[DATA PROVIDED]
▬▬▬

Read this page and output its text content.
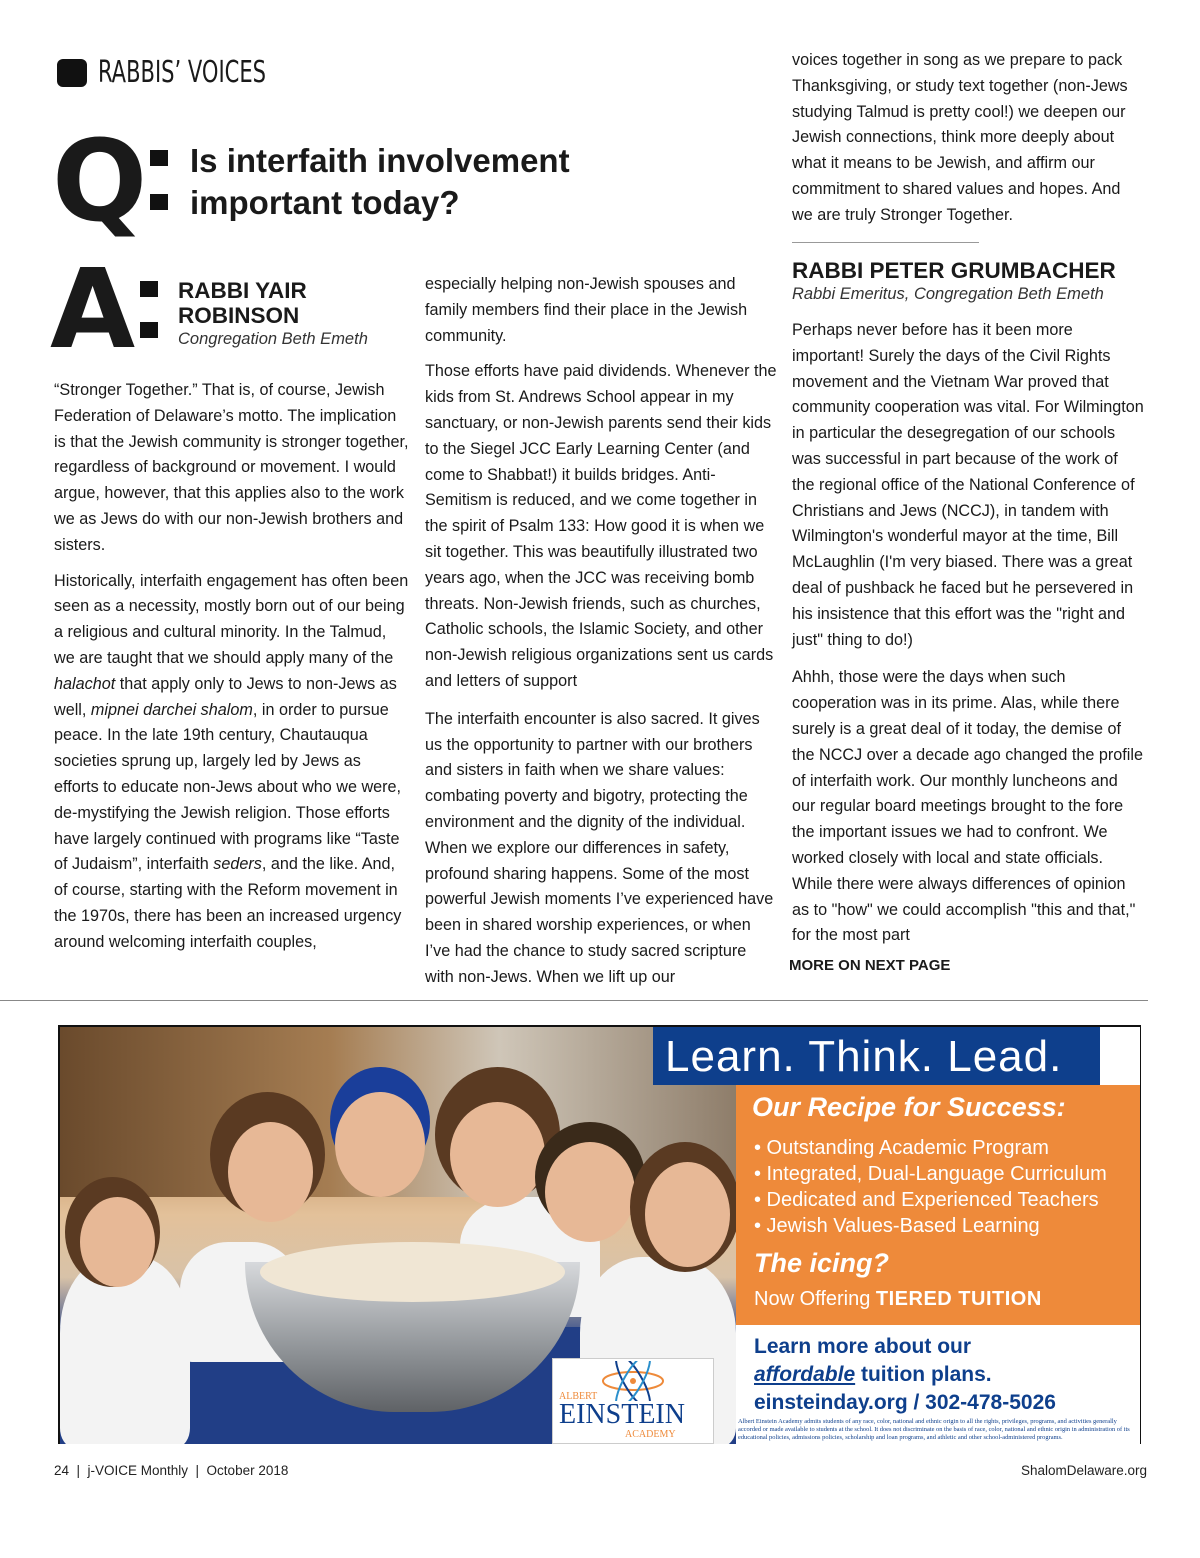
RABBIS’ VOICES
Q Is interfaith involvement
important today?
A RABBI YAIR
ROBINSON
Congregation Beth Emeth

“Stronger Together.” That is, of course, Jewish Federation of Delaware’s motto. The implication is that the Jewish community is stronger together, regardless of background or movement. I would argue, however, that this applies also to the work we as Jews do with our non-Jewish brothers and sisters.

Historically, interfaith engagement has often been seen as a necessity, mostly born out of our being a religious and cultural minority. In the Talmud, we are taught that we should apply many of the halachot that apply only to Jews to non-Jews as well, mipnei darchei shalom, in order to pursue peace. In the late 19th century, Chautauqua societies sprung up, largely led by Jews as efforts to educate non-Jews about who we were, de-mystifying the Jewish religion. Those efforts have largely continued with programs like “Taste of Judaism”, interfaith seders, and the like. And, of course, starting with the Reform movement in the 1970s, there has been an increased urgency around welcoming interfaith couples,

especially helping non-Jewish spouses and family members find their place in the Jewish community.

Those efforts have paid dividends. Whenever the kids from St. Andrews School appear in my sanctuary, or non-Jewish parents send their kids to the Siegel JCC Early Learning Center (and come to Shabbat!) it builds bridges. Anti-Semitism is reduced, and we come together in the spirit of Psalm 133: How good it is when we sit together. This was beautifully illustrated two years ago, when the JCC was receiving bomb threats. Non-Jewish friends, such as churches, Catholic schools, the Islamic Society, and other non-Jewish religious organizations sent us cards and letters of support

The interfaith encounter is also sacred. It gives us the opportunity to partner with our brothers and sisters in faith when we share values: combating poverty and bigotry, protecting the environment and the dignity of the individual. When we explore our differences in safety, profound sharing happens. Some of the most powerful Jewish moments I’ve experienced have been in shared worship experiences, or when I’ve had the chance to study sacred scripture with non-Jews. When we lift up our

voices together in song as we prepare to pack Thanksgiving, or study text together (non-Jews studying Talmud is pretty cool!) we deepen our Jewish connections, think more deeply about what it means to be Jewish, and affirm our commitment to shared values and hopes. And we are truly Stronger Together.

RABBI PETER GRUMBACHER
Rabbi Emeritus, Congregation Beth Emeth

Perhaps never before has it been more important! Surely the days of the Civil Rights movement and the Vietnam War proved that community cooperation was vital. For Wilmington in particular the desegregation of our schools was successful in part because of the work of the regional office of the National Conference of Christians and Jews (NCCJ), in tandem with Wilmington's wonderful mayor at the time, Bill McLaughlin (I'm very biased. There was a great deal of pushback he faced but he persevered in his insistence that this effort was the "right and just" thing to do!)

Ahhh, those were the days when such cooperation was in its prime. Alas, while there surely is a great deal of it today, the demise of the NCCJ over a decade ago changed the profile of interfaith work. Our monthly luncheons and our regular board meetings brought to the fore the important issues we had to confront. We worked closely with local and state officials. While there were always differences of opinion as to "how" we could accomplish "this and that," for the most part

MORE ON NEXT PAGE
ALBERT
EINSTEIN
ACADEMY
Learn. Think. Lead.
Our Recipe for Success:
• Outstanding Academic Program
• Integrated, Dual-Language Curriculum
• Dedicated and Experienced Teachers
• Jewish Values-Based Learning
The icing?
Now Offering TIERED TUITION
Learn more about our
affordable tuition plans.
einsteinday.org / 302-478-5026
Albert Einstein Academy admits students of any race, color, national and ethnic origin to all the rights, privileges, programs, and activities generally accorded or made available to students at the school. It does not discriminate on the basis of race, color, national and ethnic origin in administration of its educational policies, admissions policies, scholarship and loan programs, and athletic and other school-administered programs.
24  |  j-VOICE Monthly  |  October 2018	ShalomDelaware.org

▬▬▬

[WHAT IS EXPECTED]
Write the records out again in full, exactly, and skip every picture.

[SOLUTION TO THE PROBLEM]
Read this page and output its text content.
RABBIS’ VOICES
Q Is interfaith involvement
important today?
A RABBI YAIR
ROBINSON
Congregation Beth Emeth

“Stronger Together.” That is, of course, Jewish Federation of Delaware’s motto. The implication is that the Jewish community is stronger together, regardless of background or movement. I would argue, however, that this applies also to the work we as Jews do with our non-Jewish brothers and sisters.

Historically, interfaith engagement has often been seen as a necessity, mostly born out of our being a religious and cultural minority. In the Talmud, we are taught that we should apply many of the halachot that apply only to Jews to non-Jews as well, mipnei darchei shalom, in order to pursue peace. In the late 19th century, Chautauqua societies sprung up, largely led by Jews as efforts to educate non-Jews about who we were, de-mystifying the Jewish religion. Those efforts have largely continued with programs like “Taste of Judaism”, interfaith seders, and the like. And, of course, starting with the Reform movement in the 1970s, there has been an increased urgency around welcoming interfaith couples,

especially helping non-Jewish spouses and family members find their place in the Jewish community.

Those efforts have paid dividends. Whenever the kids from St. Andrews School appear in my sanctuary, or non-Jewish parents send their kids to the Siegel JCC Early Learning Center (and come to Shabbat!) it builds bridges. Anti-Semitism is reduced, and we come together in the spirit of Psalm 133: How good it is when we sit together. This was beautifully illustrated two years ago, when the JCC was receiving bomb threats. Non-Jewish friends, such as churches, Catholic schools, the Islamic Society, and other non-Jewish religious organizations sent us cards and letters of support

The interfaith encounter is also sacred. It gives us the opportunity to partner with our brothers and sisters in faith when we share values: combating poverty and bigotry, protecting the environment and the dignity of the individual. When we explore our differences in safety, profound sharing happens. Some of the most powerful Jewish moments I’ve experienced have been in shared worship experiences, or when I’ve had the chance to study sacred scripture with non-Jews. When we lift up our

voices together in song as we prepare to pack Thanksgiving, or study text together (non-Jews studying Talmud is pretty cool!) we deepen our Jewish connections, think more deeply about what it means to be Jewish, and affirm our commitment to shared values and hopes. And we are truly Stronger Together.

RABBI PETER GRUMBACHER
Rabbi Emeritus, Congregation Beth Emeth

Perhaps never before has it been more important! Surely the days of the Civil Rights movement and the Vietnam War proved that community cooperation was vital. For Wilmington in particular the desegregation of our schools was successful in part because of the work of the regional office of the National Conference of Christians and Jews (NCCJ), in tandem with Wilmington's wonderful mayor at the time, Bill McLaughlin (I'm very biased. There was a great deal of pushback he faced but he persevered in his insistence that this effort was the "right and just" thing to do!)

Ahhh, those were the days when such cooperation was in its prime. Alas, while there surely is a great deal of it today, the demise of the NCCJ over a decade ago changed the profile of interfaith work. Our monthly luncheons and our regular board meetings brought to the fore the important issues we had to confront. We worked closely with local and state officials. While there were always differences of opinion as to "how" we could accomplish "this and that," for the most part

MORE ON NEXT PAGE
ALBERT
EINSTEIN
ACADEMY
Learn. Think. Lead.
Our Recipe for Success:
• Outstanding Academic Program
• Integrated, Dual-Language Curriculum
• Dedicated and Experienced Teachers
• Jewish Values-Based Learning
The icing?
Now Offering TIERED TUITION
Learn more about our
affordable tuition plans.
einsteinday.org / 302-478-5026
Albert Einstein Academy admits students of any race, color, national and ethnic origin to all the rights, privileges, programs, and activities generally accorded or made available to students at the school. It does not discriminate on the basis of race, color, national and ethnic origin in administration of its educational policies, admissions policies, scholarship and loan programs, and athletic and other school-administered programs.
24  |  j-VOICE Monthly  |  October 2018	ShalomDelaware.org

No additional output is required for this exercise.